-- WHAT YOU ARE ASKED TO DO --
Copy all of the material word for word, except for the pictures.

-- SUPPLIED MATERIAL --
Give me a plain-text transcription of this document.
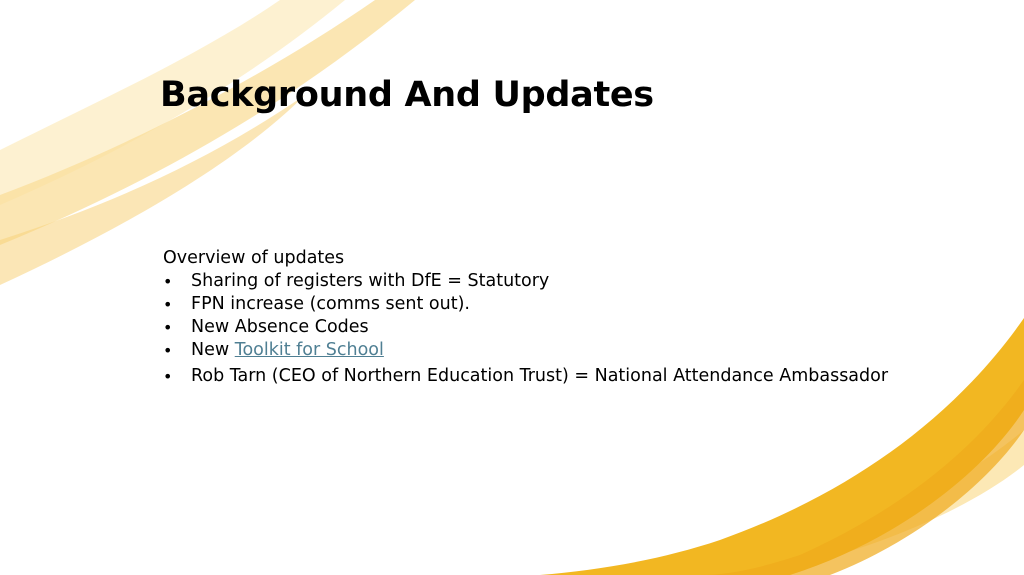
Background And Updates
Overview of updates
• Sharing of registers with DfE = Statutory
• FPN increase (comms sent out).
• New Absence Codes
• New Toolkit for School
• Rob Tarn (CEO of Northern Education Trust) = National Attendance Ambassador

-- FINISHED TASK --
Give me a plain-text transcription of this document.
Background And Updates
Overview of updates
• Sharing of registers with DfE = Statutory
• FPN increase (comms sent out).
• New Absence Codes
• New Toolkit for School
• Rob Tarn (CEO of Northern Education Trust) = National Attendance Ambassador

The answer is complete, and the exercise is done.